------ MATERIAL FOR THIS EXERCISE ------
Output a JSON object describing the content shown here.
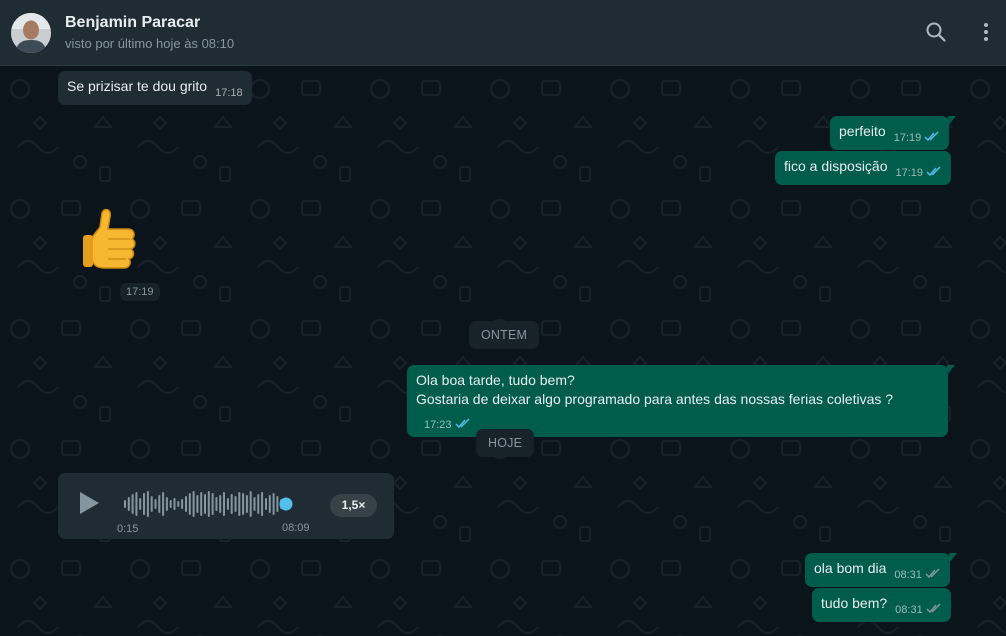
{
  "header": {
    "contact_name": "Benjamin Paracar",
    "contact_status": "visto por último hoje às 08:10"
  },
  "messages": [
    {
      "direction": "in",
      "text": "Se prizisar te dou grito",
      "time": "17:18"
    },
    {
      "direction": "out",
      "text": "perfeito",
      "time": "17:19",
      "status": "read"
    },
    {
      "direction": "out",
      "text": "fico a disposição",
      "time": "17:19",
      "status": "read"
    },
    {
      "direction": "in",
      "type": "emoji",
      "emoji": "thumbs-up",
      "time": "17:19"
    },
    {
      "direction": "out",
      "line1": "Ola boa tarde, tudo bem?",
      "line2": "Gostaria de deixar algo programado para antes das nossas ferias coletivas ?",
      "time": "17:23",
      "status": "read"
    },
    {
      "direction": "in",
      "type": "voice",
      "elapsed": "0:15",
      "time": "08:09",
      "speed": "1,5×",
      "progress": 1.0
    },
    {
      "direction": "out",
      "text": "ola bom dia",
      "time": "08:31",
      "status": "delivered"
    },
    {
      "direction": "out",
      "text": "tudo bem?",
      "time": "08:31",
      "status": "delivered"
    }
  ],
  "date_dividers": [
    "ONTEM",
    "HOJE"
  ],
  "colors": {
    "header_bg": "#202c33",
    "chat_bg": "#0b141a",
    "incoming_bubble": "#202c33",
    "outgoing_bubble": "#005c4b",
    "read_ticks": "#53bdeb",
    "delivered_ticks": "#8696a0"
  },
  "icons": {
    "search": "search-icon",
    "menu": "more-vertical-icon",
    "play": "play-icon",
    "read_receipt": "double-check-icon"
  }
}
------
Report how many lines of the data contain the word "text", using the number alone.

ANSWER FOR THE TASK: 5